*Short problem:* Reproduce the lines of the material exactly, excluding every image.

>> START Record set

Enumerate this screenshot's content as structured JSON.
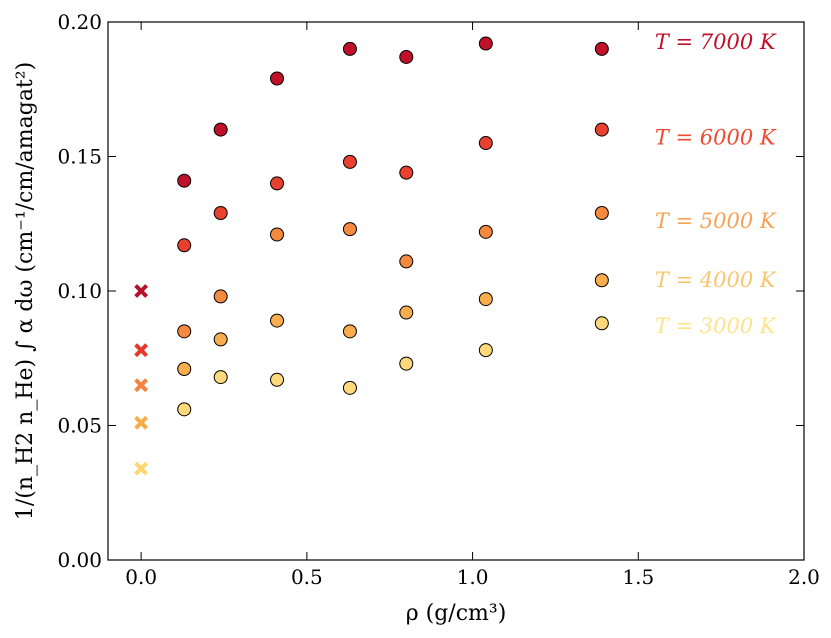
{
  "chart_data": {
    "type": "scatter",
    "title": "",
    "xlabel": "ρ (g/cm³)",
    "ylabel": "1/(n_H2 n_He) ∫ α dω (cm⁻¹/cm/amagat²)",
    "xlim": [
      -0.1,
      2.0
    ],
    "ylim": [
      0.0,
      0.2
    ],
    "xticks": [
      0.0,
      0.5,
      1.0,
      1.5,
      2.0
    ],
    "xtick_labels": [
      "0.0",
      "0.5",
      "1.0",
      "1.5",
      "2.0"
    ],
    "yticks": [
      0.0,
      0.05,
      0.1,
      0.15,
      0.2
    ],
    "ytick_labels": [
      "0.00",
      "0.05",
      "0.10",
      "0.15",
      "0.20"
    ],
    "grid": false,
    "series": [
      {
        "name": "T = 7000 K",
        "label": "T = 7000 K",
        "color": "#c0102a",
        "marker_color": "#c0102a",
        "x": [
          0.13,
          0.24,
          0.41,
          0.63,
          0.8,
          1.04,
          1.39
        ],
        "y": [
          0.141,
          0.16,
          0.179,
          0.19,
          0.187,
          0.192,
          0.19
        ],
        "x0": 0.0,
        "y0": 0.1,
        "x0_color": "#b6102a"
      },
      {
        "name": "T = 6000 K",
        "label": "T = 6000 K",
        "color": "#ee4a2f",
        "marker_color": "#e8412f",
        "x": [
          0.13,
          0.24,
          0.41,
          0.63,
          0.8,
          1.04,
          1.39
        ],
        "y": [
          0.117,
          0.129,
          0.14,
          0.148,
          0.144,
          0.155,
          0.16
        ],
        "x0": 0.0,
        "y0": 0.078,
        "x0_color": "#e23a2a"
      },
      {
        "name": "T = 5000 K",
        "label": "T = 5000 K",
        "color": "#f8a256",
        "marker_color": "#f58a3f",
        "x": [
          0.13,
          0.24,
          0.41,
          0.63,
          0.8,
          1.04,
          1.39
        ],
        "y": [
          0.085,
          0.098,
          0.121,
          0.123,
          0.111,
          0.122,
          0.129
        ],
        "x0": 0.0,
        "y0": 0.065,
        "x0_color": "#f4823c"
      },
      {
        "name": "T = 4000 K",
        "label": "T = 4000 K",
        "color": "#fbc570",
        "marker_color": "#f9ad4c",
        "x": [
          0.13,
          0.24,
          0.41,
          0.63,
          0.8,
          1.04,
          1.39
        ],
        "y": [
          0.071,
          0.082,
          0.089,
          0.085,
          0.092,
          0.097,
          0.104
        ],
        "x0": 0.0,
        "y0": 0.051,
        "x0_color": "#f9aa49"
      },
      {
        "name": "T = 3000 K",
        "label": "T = 3000 K",
        "color": "#fde48a",
        "marker_color": "#fed97a",
        "x": [
          0.13,
          0.24,
          0.41,
          0.63,
          0.8,
          1.04,
          1.39
        ],
        "y": [
          0.056,
          0.068,
          0.067,
          0.064,
          0.073,
          0.078,
          0.088
        ],
        "x0": 0.0,
        "y0": 0.034,
        "x0_color": "#fed670"
      }
    ],
    "label_y": [
      0.1925,
      0.157,
      0.126,
      0.104,
      0.087
    ]
  }
}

>> END Record set

*In response:*
Enumerate this screenshot's content as structured JSON.
{
  "chart_data": {
    "type": "scatter",
    "title": "",
    "xlabel": "ρ (g/cm³)",
    "ylabel": "1/(n_H2 n_He) ∫ α dω (cm⁻¹/cm/amagat²)",
    "xlim": [
      -0.1,
      2.0
    ],
    "ylim": [
      0.0,
      0.2
    ],
    "xticks": [
      0.0,
      0.5,
      1.0,
      1.5,
      2.0
    ],
    "xtick_labels": [
      "0.0",
      "0.5",
      "1.0",
      "1.5",
      "2.0"
    ],
    "yticks": [
      0.0,
      0.05,
      0.1,
      0.15,
      0.2
    ],
    "ytick_labels": [
      "0.00",
      "0.05",
      "0.10",
      "0.15",
      "0.20"
    ],
    "grid": false,
    "series": [
      {
        "name": "T = 7000 K",
        "label": "T = 7000 K",
        "color": "#c0102a",
        "marker_color": "#c0102a",
        "x": [
          0.13,
          0.24,
          0.41,
          0.63,
          0.8,
          1.04,
          1.39
        ],
        "y": [
          0.141,
          0.16,
          0.179,
          0.19,
          0.187,
          0.192,
          0.19
        ],
        "x0": 0.0,
        "y0": 0.1,
        "x0_color": "#b6102a"
      },
      {
        "name": "T = 6000 K",
        "label": "T = 6000 K",
        "color": "#ee4a2f",
        "marker_color": "#e8412f",
        "x": [
          0.13,
          0.24,
          0.41,
          0.63,
          0.8,
          1.04,
          1.39
        ],
        "y": [
          0.117,
          0.129,
          0.14,
          0.148,
          0.144,
          0.155,
          0.16
        ],
        "x0": 0.0,
        "y0": 0.078,
        "x0_color": "#e23a2a"
      },
      {
        "name": "T = 5000 K",
        "label": "T = 5000 K",
        "color": "#f8a256",
        "marker_color": "#f58a3f",
        "x": [
          0.13,
          0.24,
          0.41,
          0.63,
          0.8,
          1.04,
          1.39
        ],
        "y": [
          0.085,
          0.098,
          0.121,
          0.123,
          0.111,
          0.122,
          0.129
        ],
        "x0": 0.0,
        "y0": 0.065,
        "x0_color": "#f4823c"
      },
      {
        "name": "T = 4000 K",
        "label": "T = 4000 K",
        "color": "#fbc570",
        "marker_color": "#f9ad4c",
        "x": [
          0.13,
          0.24,
          0.41,
          0.63,
          0.8,
          1.04,
          1.39
        ],
        "y": [
          0.071,
          0.082,
          0.089,
          0.085,
          0.092,
          0.097,
          0.104
        ],
        "x0": 0.0,
        "y0": 0.051,
        "x0_color": "#f9aa49"
      },
      {
        "name": "T = 3000 K",
        "label": "T = 3000 K",
        "color": "#fde48a",
        "marker_color": "#fed97a",
        "x": [
          0.13,
          0.24,
          0.41,
          0.63,
          0.8,
          1.04,
          1.39
        ],
        "y": [
          0.056,
          0.068,
          0.067,
          0.064,
          0.073,
          0.078,
          0.088
        ],
        "x0": 0.0,
        "y0": 0.034,
        "x0_color": "#fed670"
      }
    ],
    "label_y": [
      0.1925,
      0.157,
      0.126,
      0.104,
      0.087
    ]
  }
}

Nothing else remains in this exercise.